## Begin Data supplied

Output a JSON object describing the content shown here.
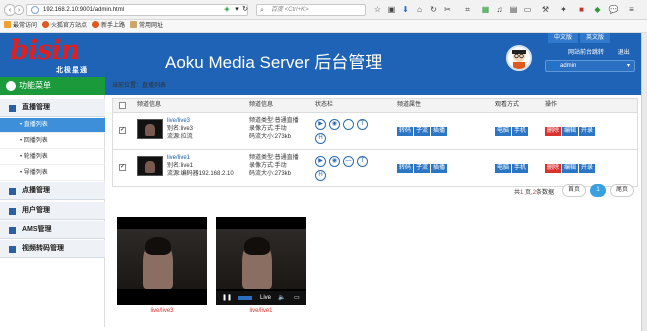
{
  "browser": {
    "url": "192.168.2.10:9001/admin.html",
    "search_placeholder": "百度 <Ctrl+K>",
    "bookmarks": [
      "最常访问",
      "火狐官方站点",
      "新手上路",
      "常用网址"
    ]
  },
  "header": {
    "logo_text": "bisin",
    "logo_sub": "北极星通",
    "title": "Aoku Media Server 后台管理",
    "lang_cn": "中文版",
    "lang_en": "英文版",
    "link_front": "网站前台跳转",
    "link_logout": "退出",
    "user": "admin"
  },
  "sidebar": {
    "title": "功能菜单",
    "groups": [
      {
        "label": "直播管理"
      },
      {
        "label": "点播管理"
      },
      {
        "label": "用户管理"
      },
      {
        "label": "AMS管理"
      },
      {
        "label": "视频转码管理"
      }
    ],
    "items": [
      {
        "label": "直播列表"
      },
      {
        "label": "回播列表"
      },
      {
        "label": "轮播列表"
      },
      {
        "label": "导播列表"
      }
    ]
  },
  "breadcrumb": "当前位置：直播列表",
  "table": {
    "headers": [
      "频道信息",
      "频道信息",
      "状态栏",
      "频道属性",
      "观看方式",
      "操作"
    ],
    "rows": [
      {
        "name": "live/live3",
        "alias": "别名:live3",
        "source": "流源:拉流",
        "type": "频道类型:普通直播",
        "record": "录像方式:手动",
        "bitrate": "码流大小:273kb",
        "attrs": [
          "转码",
          "子流",
          "插播"
        ],
        "watch": [
          "电脑",
          "手机"
        ],
        "ops": [
          "删除",
          "编辑",
          "开录"
        ]
      },
      {
        "name": "live/live1",
        "alias": "别名:live1",
        "source": "流源:编码器192.168.2.10",
        "type": "频道类型:普通直播",
        "record": "录像方式:手动",
        "bitrate": "码流大小:273kb",
        "attrs": [
          "转码",
          "子流",
          "插播"
        ],
        "watch": [
          "电脑",
          "手机"
        ],
        "ops": [
          "删除",
          "编辑",
          "开录"
        ]
      }
    ]
  },
  "pager": {
    "info_prefix": "共",
    "info_pages": "1",
    "info_mid": " 页,",
    "info_count": "2",
    "info_suffix": "条数据",
    "first": "首页",
    "current": "1",
    "last": "尾页"
  },
  "videos": [
    {
      "label": "live/live3"
    },
    {
      "label": "live/live1",
      "live_text": "Live"
    }
  ]
}
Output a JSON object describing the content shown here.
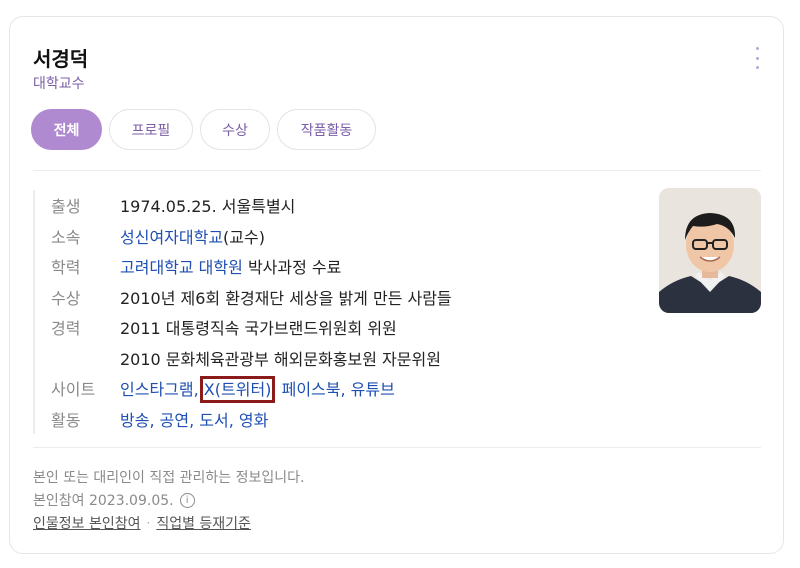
{
  "profile": {
    "name": "서경덕",
    "subtitle": "대학교수"
  },
  "tabs": [
    {
      "label": "전체",
      "active": true
    },
    {
      "label": "프로필",
      "active": false
    },
    {
      "label": "수상",
      "active": false
    },
    {
      "label": "작품활동",
      "active": false
    }
  ],
  "info": {
    "birth": {
      "label": "출생",
      "value": "1974.05.25. 서울특별시"
    },
    "affiliation": {
      "label": "소속",
      "link": "성신여자대학교",
      "suffix": "(교수)"
    },
    "education": {
      "label": "학력",
      "link": "고려대학교 대학원",
      "suffix": " 박사과정 수료"
    },
    "award": {
      "label": "수상",
      "value": "2010년 제6회 환경재단 세상을 밝게 만든 사람들"
    },
    "career": {
      "label": "경력",
      "line1": "2011 대통령직속 국가브랜드위원회 위원",
      "line2": "2010 문화체육관광부 해외문화홍보원 자문위원"
    },
    "sites": {
      "label": "사이트",
      "items": [
        "인스타그램",
        "X(트위터)",
        "페이스북",
        "유튜브"
      ],
      "separator": ","
    },
    "activities": {
      "label": "활동",
      "items": [
        "방송",
        "공연",
        "도서",
        "영화"
      ],
      "separator": ","
    }
  },
  "footer": {
    "note": "본인 또는 대리인이 직접 관리하는 정보입니다.",
    "participation": "본인참여 2023.09.05.",
    "info_icon_glyph": "i",
    "link1": "인물정보 본인참여",
    "dot": "·",
    "link2": "직업별 등재기준"
  },
  "colors": {
    "accent": "#b08ad0",
    "link": "#1f4fb3",
    "highlight_box": "#8b1a1a"
  }
}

## End Data supplied

▸ Instructions to follow:
Copy the records above exactly, omitting every picture.

▸ Response to this task:
Output a JSON object describing the content shown here.
{
  "browser": {
    "url": "192.168.2.10:9001/admin.html",
    "search_placeholder": "百度 <Ctrl+K>",
    "bookmarks": [
      "最常访问",
      "火狐官方站点",
      "新手上路",
      "常用网址"
    ]
  },
  "header": {
    "logo_text": "bisin",
    "logo_sub": "北极星通",
    "title": "Aoku Media Server 后台管理",
    "lang_cn": "中文版",
    "lang_en": "英文版",
    "link_front": "网站前台跳转",
    "link_logout": "退出",
    "user": "admin"
  },
  "sidebar": {
    "title": "功能菜单",
    "groups": [
      {
        "label": "直播管理"
      },
      {
        "label": "点播管理"
      },
      {
        "label": "用户管理"
      },
      {
        "label": "AMS管理"
      },
      {
        "label": "视频转码管理"
      }
    ],
    "items": [
      {
        "label": "直播列表"
      },
      {
        "label": "回播列表"
      },
      {
        "label": "轮播列表"
      },
      {
        "label": "导播列表"
      }
    ]
  },
  "breadcrumb": "当前位置：直播列表",
  "table": {
    "headers": [
      "频道信息",
      "频道信息",
      "状态栏",
      "频道属性",
      "观看方式",
      "操作"
    ],
    "rows": [
      {
        "name": "live/live3",
        "alias": "别名:live3",
        "source": "流源:拉流",
        "type": "频道类型:普通直播",
        "record": "录像方式:手动",
        "bitrate": "码流大小:273kb",
        "attrs": [
          "转码",
          "子流",
          "插播"
        ],
        "watch": [
          "电脑",
          "手机"
        ],
        "ops": [
          "删除",
          "编辑",
          "开录"
        ]
      },
      {
        "name": "live/live1",
        "alias": "别名:live1",
        "source": "流源:编码器192.168.2.10",
        "type": "频道类型:普通直播",
        "record": "录像方式:手动",
        "bitrate": "码流大小:273kb",
        "attrs": [
          "转码",
          "子流",
          "插播"
        ],
        "watch": [
          "电脑",
          "手机"
        ],
        "ops": [
          "删除",
          "编辑",
          "开录"
        ]
      }
    ]
  },
  "pager": {
    "info_prefix": "共",
    "info_pages": "1",
    "info_mid": " 页,",
    "info_count": "2",
    "info_suffix": "条数据",
    "first": "首页",
    "current": "1",
    "last": "尾页"
  },
  "videos": [
    {
      "label": "live/live3"
    },
    {
      "label": "live/live1",
      "live_text": "Live"
    }
  ]
}
Output a JSON object describing the content shown here.
{
  "profile": {
    "name": "서경덕",
    "subtitle": "대학교수"
  },
  "tabs": [
    {
      "label": "전체",
      "active": true
    },
    {
      "label": "프로필",
      "active": false
    },
    {
      "label": "수상",
      "active": false
    },
    {
      "label": "작품활동",
      "active": false
    }
  ],
  "info": {
    "birth": {
      "label": "출생",
      "value": "1974.05.25. 서울특별시"
    },
    "affiliation": {
      "label": "소속",
      "link": "성신여자대학교",
      "suffix": "(교수)"
    },
    "education": {
      "label": "학력",
      "link": "고려대학교 대학원",
      "suffix": " 박사과정 수료"
    },
    "award": {
      "label": "수상",
      "value": "2010년 제6회 환경재단 세상을 밝게 만든 사람들"
    },
    "career": {
      "label": "경력",
      "line1": "2011 대통령직속 국가브랜드위원회 위원",
      "line2": "2010 문화체육관광부 해외문화홍보원 자문위원"
    },
    "sites": {
      "label": "사이트",
      "items": [
        "인스타그램",
        "X(트위터)",
        "페이스북",
        "유튜브"
      ],
      "separator": ","
    },
    "activities": {
      "label": "활동",
      "items": [
        "방송",
        "공연",
        "도서",
        "영화"
      ],
      "separator": ","
    }
  },
  "footer": {
    "note": "본인 또는 대리인이 직접 관리하는 정보입니다.",
    "participation": "본인참여 2023.09.05.",
    "info_icon_glyph": "i",
    "link1": "인물정보 본인참여",
    "dot": "·",
    "link2": "직업별 등재기준"
  },
  "colors": {
    "accent": "#b08ad0",
    "link": "#1f4fb3",
    "highlight_box": "#8b1a1a"
  }
}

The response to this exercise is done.